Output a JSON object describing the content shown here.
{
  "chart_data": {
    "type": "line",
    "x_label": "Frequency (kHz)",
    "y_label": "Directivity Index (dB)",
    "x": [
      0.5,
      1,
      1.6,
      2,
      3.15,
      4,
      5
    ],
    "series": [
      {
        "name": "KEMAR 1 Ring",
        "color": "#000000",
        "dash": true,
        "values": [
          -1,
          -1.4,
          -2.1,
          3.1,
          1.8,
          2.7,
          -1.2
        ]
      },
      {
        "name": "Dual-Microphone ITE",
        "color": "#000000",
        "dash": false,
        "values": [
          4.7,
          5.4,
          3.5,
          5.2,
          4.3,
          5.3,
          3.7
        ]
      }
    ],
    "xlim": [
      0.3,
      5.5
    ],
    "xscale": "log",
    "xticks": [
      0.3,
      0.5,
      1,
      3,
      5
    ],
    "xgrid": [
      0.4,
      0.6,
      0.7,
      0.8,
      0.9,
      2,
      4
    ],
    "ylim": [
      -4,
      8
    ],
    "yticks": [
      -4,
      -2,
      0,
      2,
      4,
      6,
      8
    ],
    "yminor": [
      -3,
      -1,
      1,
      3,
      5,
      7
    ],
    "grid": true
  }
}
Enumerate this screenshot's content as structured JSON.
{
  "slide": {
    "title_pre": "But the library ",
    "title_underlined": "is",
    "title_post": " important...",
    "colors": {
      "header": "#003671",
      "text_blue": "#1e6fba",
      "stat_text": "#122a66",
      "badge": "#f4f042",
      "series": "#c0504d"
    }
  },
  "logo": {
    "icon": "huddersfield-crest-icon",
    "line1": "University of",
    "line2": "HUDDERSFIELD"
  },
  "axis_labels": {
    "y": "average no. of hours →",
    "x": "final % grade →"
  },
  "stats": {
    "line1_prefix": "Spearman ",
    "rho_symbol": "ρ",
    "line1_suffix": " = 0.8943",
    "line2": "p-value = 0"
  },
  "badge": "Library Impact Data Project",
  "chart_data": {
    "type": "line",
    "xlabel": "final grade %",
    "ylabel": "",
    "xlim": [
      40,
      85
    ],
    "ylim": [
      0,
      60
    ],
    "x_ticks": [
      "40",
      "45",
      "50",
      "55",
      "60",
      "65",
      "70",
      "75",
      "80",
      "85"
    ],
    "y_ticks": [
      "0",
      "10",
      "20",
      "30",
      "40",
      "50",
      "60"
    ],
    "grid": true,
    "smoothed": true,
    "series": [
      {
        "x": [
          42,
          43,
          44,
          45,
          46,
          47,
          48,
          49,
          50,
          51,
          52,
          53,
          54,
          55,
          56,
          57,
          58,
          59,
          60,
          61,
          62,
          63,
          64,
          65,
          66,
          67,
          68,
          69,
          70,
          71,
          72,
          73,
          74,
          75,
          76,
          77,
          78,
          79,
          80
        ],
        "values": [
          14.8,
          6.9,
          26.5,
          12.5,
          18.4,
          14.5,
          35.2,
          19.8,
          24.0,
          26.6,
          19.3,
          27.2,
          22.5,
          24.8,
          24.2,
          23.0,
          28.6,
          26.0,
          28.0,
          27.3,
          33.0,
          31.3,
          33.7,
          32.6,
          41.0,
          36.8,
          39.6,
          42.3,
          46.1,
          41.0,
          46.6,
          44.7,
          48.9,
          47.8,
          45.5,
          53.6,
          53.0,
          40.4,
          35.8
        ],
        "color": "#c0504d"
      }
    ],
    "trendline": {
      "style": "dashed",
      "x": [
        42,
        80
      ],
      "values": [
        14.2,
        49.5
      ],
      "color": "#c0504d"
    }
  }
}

* * * * * * *

[Exercise requirements]
Repeat each entry word for word.

[Complete response]
Output a JSON object describing the content shown here.
{
  "chart_data": {
    "type": "line",
    "x_label": "Frequency (kHz)",
    "y_label": "Directivity Index (dB)",
    "x": [
      0.5,
      1,
      1.6,
      2,
      3.15,
      4,
      5
    ],
    "series": [
      {
        "name": "KEMAR 1 Ring",
        "color": "#000000",
        "dash": true,
        "values": [
          -1,
          -1.4,
          -2.1,
          3.1,
          1.8,
          2.7,
          -1.2
        ]
      },
      {
        "name": "Dual-Microphone ITE",
        "color": "#000000",
        "dash": false,
        "values": [
          4.7,
          5.4,
          3.5,
          5.2,
          4.3,
          5.3,
          3.7
        ]
      }
    ],
    "xlim": [
      0.3,
      5.5
    ],
    "xscale": "log",
    "xticks": [
      0.3,
      0.5,
      1,
      3,
      5
    ],
    "xgrid": [
      0.4,
      0.6,
      0.7,
      0.8,
      0.9,
      2,
      4
    ],
    "ylim": [
      -4,
      8
    ],
    "yticks": [
      -4,
      -2,
      0,
      2,
      4,
      6,
      8
    ],
    "yminor": [
      -3,
      -1,
      1,
      3,
      5,
      7
    ],
    "grid": true
  }
}
Enumerate this screenshot's content as structured JSON.
{
  "slide": {
    "title_pre": "But the library ",
    "title_underlined": "is",
    "title_post": " important...",
    "colors": {
      "header": "#003671",
      "text_blue": "#1e6fba",
      "stat_text": "#122a66",
      "badge": "#f4f042",
      "series": "#c0504d"
    }
  },
  "logo": {
    "icon": "huddersfield-crest-icon",
    "line1": "University of",
    "line2": "HUDDERSFIELD"
  },
  "axis_labels": {
    "y": "average no. of hours →",
    "x": "final % grade →"
  },
  "stats": {
    "line1_prefix": "Spearman ",
    "rho_symbol": "ρ",
    "line1_suffix": " = 0.8943",
    "line2": "p-value = 0"
  },
  "badge": "Library Impact Data Project",
  "chart_data": {
    "type": "line",
    "xlabel": "final grade %",
    "ylabel": "",
    "xlim": [
      40,
      85
    ],
    "ylim": [
      0,
      60
    ],
    "x_ticks": [
      "40",
      "45",
      "50",
      "55",
      "60",
      "65",
      "70",
      "75",
      "80",
      "85"
    ],
    "y_ticks": [
      "0",
      "10",
      "20",
      "30",
      "40",
      "50",
      "60"
    ],
    "grid": true,
    "smoothed": true,
    "series": [
      {
        "x": [
          42,
          43,
          44,
          45,
          46,
          47,
          48,
          49,
          50,
          51,
          52,
          53,
          54,
          55,
          56,
          57,
          58,
          59,
          60,
          61,
          62,
          63,
          64,
          65,
          66,
          67,
          68,
          69,
          70,
          71,
          72,
          73,
          74,
          75,
          76,
          77,
          78,
          79,
          80
        ],
        "values": [
          14.8,
          6.9,
          26.5,
          12.5,
          18.4,
          14.5,
          35.2,
          19.8,
          24.0,
          26.6,
          19.3,
          27.2,
          22.5,
          24.8,
          24.2,
          23.0,
          28.6,
          26.0,
          28.0,
          27.3,
          33.0,
          31.3,
          33.7,
          32.6,
          41.0,
          36.8,
          39.6,
          42.3,
          46.1,
          41.0,
          46.6,
          44.7,
          48.9,
          47.8,
          45.5,
          53.6,
          53.0,
          40.4,
          35.8
        ],
        "color": "#c0504d"
      }
    ],
    "trendline": {
      "style": "dashed",
      "x": [
        42,
        80
      ],
      "values": [
        14.2,
        49.5
      ],
      "color": "#c0504d"
    }
  }
}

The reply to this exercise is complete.